Stored data:

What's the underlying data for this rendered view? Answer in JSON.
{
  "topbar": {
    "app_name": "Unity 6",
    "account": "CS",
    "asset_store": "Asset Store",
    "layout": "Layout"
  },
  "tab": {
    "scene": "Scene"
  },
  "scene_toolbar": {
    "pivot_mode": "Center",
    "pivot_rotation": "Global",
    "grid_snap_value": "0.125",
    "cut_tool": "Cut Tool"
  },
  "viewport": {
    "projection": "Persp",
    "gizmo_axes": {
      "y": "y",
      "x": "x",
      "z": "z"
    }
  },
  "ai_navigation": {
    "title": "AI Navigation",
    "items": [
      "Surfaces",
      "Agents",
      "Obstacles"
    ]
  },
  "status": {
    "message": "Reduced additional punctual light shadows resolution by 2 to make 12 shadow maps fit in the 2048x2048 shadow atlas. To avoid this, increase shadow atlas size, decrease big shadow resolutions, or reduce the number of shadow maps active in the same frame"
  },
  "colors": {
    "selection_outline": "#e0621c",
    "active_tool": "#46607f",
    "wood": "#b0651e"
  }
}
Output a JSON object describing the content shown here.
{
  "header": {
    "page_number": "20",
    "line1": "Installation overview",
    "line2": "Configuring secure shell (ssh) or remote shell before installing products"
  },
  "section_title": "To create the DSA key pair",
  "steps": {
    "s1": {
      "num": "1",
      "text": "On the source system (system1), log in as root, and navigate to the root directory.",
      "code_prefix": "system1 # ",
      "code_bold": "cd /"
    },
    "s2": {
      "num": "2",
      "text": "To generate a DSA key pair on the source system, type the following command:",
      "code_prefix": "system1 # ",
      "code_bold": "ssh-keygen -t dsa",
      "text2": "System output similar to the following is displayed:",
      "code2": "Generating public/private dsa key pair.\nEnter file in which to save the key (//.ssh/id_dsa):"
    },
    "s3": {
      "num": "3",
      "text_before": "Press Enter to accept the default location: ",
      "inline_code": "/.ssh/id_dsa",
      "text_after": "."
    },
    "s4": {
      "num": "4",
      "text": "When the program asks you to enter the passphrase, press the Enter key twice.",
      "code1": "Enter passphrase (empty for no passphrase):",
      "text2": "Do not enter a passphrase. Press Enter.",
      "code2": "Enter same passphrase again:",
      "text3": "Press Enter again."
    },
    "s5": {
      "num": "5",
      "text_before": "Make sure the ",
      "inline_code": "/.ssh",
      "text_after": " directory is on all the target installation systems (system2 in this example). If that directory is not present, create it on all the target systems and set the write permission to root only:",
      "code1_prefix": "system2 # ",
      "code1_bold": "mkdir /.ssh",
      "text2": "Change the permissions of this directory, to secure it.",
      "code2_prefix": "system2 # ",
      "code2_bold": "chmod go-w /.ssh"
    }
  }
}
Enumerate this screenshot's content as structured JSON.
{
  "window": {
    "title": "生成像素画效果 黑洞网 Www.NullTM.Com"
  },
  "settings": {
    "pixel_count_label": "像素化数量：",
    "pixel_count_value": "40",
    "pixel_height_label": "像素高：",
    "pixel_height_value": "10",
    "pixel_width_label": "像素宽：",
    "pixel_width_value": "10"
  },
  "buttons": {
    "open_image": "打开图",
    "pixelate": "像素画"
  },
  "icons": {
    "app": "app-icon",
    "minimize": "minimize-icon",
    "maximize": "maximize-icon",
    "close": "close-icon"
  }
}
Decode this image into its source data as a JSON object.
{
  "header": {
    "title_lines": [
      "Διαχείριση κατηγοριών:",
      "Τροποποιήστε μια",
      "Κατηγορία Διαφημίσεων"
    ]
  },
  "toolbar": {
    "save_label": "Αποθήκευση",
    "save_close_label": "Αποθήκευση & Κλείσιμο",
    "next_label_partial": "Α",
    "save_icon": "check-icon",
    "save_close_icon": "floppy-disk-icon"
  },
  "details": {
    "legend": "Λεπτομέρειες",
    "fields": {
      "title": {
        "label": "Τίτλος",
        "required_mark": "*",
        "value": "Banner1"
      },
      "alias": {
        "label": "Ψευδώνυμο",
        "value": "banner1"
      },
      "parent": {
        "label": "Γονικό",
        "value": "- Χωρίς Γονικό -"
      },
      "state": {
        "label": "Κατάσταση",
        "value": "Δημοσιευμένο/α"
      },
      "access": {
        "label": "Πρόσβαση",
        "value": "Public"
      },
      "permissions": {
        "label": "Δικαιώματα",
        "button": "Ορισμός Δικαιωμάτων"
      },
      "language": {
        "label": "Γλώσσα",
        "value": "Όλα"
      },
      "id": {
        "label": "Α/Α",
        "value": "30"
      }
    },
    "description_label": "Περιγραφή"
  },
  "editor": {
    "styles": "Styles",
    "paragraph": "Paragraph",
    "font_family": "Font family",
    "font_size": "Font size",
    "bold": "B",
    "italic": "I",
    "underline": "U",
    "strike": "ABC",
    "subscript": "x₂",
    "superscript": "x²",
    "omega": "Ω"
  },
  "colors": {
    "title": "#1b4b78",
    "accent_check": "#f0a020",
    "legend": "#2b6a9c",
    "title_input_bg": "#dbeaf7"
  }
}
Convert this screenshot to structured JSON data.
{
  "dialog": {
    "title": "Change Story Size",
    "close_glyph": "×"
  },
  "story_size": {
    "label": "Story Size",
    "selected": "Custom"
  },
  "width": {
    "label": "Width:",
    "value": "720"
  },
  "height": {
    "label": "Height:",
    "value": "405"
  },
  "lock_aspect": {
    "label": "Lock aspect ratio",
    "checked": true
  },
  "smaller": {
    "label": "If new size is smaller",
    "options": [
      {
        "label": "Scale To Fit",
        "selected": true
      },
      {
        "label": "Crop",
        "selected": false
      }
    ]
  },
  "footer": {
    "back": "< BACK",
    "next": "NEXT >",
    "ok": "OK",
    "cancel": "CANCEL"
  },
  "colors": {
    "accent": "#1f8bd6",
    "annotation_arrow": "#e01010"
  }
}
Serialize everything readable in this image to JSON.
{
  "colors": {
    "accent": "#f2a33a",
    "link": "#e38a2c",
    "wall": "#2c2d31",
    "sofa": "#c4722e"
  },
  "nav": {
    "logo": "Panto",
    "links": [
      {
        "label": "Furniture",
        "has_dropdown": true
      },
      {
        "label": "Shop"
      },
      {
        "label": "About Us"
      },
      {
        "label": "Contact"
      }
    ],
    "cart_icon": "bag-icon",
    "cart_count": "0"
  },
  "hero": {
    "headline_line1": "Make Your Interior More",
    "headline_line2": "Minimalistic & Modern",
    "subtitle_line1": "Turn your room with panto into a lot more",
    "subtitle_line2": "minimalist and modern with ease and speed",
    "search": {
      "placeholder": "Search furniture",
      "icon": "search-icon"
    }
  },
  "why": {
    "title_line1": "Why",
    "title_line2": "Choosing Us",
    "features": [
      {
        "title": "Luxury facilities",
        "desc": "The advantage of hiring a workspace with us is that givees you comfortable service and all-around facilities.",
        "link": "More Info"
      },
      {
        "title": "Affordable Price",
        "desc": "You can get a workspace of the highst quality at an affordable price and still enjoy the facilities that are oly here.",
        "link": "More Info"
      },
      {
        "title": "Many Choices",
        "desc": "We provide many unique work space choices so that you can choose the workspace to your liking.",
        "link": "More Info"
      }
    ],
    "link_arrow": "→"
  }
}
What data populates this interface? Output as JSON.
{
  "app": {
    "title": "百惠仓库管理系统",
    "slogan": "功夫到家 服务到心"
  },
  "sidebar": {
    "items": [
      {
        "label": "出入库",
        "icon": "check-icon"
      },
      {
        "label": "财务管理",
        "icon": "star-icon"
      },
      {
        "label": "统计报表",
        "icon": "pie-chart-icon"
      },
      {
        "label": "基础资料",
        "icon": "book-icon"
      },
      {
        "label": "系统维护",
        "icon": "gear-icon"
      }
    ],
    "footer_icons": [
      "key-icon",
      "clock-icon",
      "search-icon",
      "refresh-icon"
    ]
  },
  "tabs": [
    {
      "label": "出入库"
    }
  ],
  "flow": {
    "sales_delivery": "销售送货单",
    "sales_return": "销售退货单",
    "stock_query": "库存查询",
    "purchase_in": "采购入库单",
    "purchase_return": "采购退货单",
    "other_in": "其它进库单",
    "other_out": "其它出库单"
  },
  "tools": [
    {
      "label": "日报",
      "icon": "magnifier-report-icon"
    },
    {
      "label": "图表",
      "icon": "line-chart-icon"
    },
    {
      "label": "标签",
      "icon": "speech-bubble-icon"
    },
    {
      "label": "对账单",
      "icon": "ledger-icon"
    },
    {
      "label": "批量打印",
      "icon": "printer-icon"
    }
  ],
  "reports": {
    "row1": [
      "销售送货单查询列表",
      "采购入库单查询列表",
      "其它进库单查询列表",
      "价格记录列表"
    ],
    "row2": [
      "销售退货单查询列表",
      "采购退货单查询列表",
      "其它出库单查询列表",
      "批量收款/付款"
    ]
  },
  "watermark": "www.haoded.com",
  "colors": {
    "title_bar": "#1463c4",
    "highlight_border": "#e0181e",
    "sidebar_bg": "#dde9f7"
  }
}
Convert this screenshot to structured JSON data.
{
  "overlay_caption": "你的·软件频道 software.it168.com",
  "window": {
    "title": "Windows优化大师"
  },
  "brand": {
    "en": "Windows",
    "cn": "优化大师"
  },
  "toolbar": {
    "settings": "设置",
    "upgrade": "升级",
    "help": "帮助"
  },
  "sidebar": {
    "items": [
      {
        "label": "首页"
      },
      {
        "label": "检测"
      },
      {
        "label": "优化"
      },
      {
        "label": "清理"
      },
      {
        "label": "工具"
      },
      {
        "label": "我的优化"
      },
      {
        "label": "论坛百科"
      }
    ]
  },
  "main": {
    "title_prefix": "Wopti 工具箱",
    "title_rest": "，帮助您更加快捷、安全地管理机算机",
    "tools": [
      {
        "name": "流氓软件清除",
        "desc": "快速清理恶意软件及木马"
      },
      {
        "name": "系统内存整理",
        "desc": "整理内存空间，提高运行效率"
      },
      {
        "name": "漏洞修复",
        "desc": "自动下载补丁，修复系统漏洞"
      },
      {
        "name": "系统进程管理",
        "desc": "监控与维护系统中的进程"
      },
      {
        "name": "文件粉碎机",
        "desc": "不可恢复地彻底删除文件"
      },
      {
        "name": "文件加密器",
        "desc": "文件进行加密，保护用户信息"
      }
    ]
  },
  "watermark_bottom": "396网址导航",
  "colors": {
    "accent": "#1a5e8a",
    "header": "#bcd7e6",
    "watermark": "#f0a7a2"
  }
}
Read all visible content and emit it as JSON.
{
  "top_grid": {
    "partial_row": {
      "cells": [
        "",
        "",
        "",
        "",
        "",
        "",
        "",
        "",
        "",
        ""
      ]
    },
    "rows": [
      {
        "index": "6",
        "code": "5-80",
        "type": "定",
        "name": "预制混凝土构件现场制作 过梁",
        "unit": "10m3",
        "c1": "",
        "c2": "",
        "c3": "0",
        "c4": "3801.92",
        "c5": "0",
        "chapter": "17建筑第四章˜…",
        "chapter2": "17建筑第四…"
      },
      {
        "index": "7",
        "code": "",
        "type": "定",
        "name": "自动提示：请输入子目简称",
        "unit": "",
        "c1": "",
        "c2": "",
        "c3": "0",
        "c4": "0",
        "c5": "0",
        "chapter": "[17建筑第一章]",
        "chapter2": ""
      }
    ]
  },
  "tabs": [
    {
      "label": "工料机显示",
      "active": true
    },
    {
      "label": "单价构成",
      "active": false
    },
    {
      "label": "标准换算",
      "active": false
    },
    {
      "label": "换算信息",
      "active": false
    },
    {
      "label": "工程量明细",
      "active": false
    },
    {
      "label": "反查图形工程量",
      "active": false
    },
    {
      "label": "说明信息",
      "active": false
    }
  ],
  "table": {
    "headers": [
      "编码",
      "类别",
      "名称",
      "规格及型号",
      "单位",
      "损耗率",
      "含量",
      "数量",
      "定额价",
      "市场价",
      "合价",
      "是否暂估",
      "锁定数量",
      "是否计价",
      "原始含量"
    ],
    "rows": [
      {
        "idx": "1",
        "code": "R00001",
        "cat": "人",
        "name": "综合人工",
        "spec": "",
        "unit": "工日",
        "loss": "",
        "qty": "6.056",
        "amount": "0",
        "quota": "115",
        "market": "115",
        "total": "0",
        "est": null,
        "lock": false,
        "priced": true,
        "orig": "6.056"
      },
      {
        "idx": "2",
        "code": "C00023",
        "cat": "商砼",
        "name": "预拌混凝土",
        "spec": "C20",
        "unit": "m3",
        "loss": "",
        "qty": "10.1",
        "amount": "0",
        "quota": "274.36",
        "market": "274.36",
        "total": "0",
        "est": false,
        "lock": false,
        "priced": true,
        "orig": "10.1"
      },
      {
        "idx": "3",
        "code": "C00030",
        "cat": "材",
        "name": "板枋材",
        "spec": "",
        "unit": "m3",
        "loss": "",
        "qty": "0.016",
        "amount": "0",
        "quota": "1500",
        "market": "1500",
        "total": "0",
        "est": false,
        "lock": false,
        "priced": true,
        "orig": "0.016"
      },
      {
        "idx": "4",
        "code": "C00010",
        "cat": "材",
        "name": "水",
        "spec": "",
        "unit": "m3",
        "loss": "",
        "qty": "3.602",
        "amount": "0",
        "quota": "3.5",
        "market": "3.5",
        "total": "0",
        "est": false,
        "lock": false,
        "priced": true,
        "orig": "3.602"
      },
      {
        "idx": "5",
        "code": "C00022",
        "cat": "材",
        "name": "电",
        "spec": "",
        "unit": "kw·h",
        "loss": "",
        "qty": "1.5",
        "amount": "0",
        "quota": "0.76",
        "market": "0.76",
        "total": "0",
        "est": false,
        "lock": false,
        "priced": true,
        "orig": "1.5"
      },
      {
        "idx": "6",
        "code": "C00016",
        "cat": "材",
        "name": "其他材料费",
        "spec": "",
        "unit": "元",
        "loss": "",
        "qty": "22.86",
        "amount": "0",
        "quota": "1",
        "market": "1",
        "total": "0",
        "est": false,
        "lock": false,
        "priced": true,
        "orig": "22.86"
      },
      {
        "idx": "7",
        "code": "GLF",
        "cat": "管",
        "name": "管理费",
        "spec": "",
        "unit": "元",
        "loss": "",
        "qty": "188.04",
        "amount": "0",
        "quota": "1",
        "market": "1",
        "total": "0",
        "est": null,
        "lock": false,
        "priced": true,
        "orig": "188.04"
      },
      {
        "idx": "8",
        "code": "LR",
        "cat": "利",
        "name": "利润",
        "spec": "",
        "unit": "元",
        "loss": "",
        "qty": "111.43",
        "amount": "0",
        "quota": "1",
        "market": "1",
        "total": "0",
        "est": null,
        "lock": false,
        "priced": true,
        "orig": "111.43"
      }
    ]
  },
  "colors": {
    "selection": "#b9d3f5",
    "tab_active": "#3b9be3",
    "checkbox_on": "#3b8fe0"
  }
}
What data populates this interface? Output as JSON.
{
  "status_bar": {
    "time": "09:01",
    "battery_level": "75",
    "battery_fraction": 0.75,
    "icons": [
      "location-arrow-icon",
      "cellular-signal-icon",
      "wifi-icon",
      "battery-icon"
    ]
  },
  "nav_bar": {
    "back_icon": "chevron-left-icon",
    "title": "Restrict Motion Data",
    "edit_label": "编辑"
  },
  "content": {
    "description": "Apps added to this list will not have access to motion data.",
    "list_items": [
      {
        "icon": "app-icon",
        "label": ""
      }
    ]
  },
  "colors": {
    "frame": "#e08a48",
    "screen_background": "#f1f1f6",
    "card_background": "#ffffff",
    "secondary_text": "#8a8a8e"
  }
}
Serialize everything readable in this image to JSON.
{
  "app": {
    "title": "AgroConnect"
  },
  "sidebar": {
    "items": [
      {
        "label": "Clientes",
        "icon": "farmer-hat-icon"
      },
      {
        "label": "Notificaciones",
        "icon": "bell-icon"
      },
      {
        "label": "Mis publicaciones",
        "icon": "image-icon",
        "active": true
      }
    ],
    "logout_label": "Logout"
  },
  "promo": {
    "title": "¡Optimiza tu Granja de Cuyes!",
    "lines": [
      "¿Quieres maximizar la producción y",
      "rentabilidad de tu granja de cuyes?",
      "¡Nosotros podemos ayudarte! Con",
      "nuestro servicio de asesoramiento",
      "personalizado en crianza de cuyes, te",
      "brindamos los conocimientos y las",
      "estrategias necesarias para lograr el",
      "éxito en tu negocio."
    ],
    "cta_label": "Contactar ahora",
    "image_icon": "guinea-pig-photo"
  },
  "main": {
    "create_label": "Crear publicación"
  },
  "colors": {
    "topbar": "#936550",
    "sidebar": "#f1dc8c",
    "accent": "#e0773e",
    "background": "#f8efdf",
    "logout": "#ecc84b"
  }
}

Work to complete: Lines holding the word "market" in the entries above are the ones to pull out. Copy them all.

Worked answer:
        "market": "115",
        "market": "274.36",
        "market": "1500",
        "market": "3.5",
        "market": "0.76",
        "market": "1",
        "market": "1",
        "market": "1",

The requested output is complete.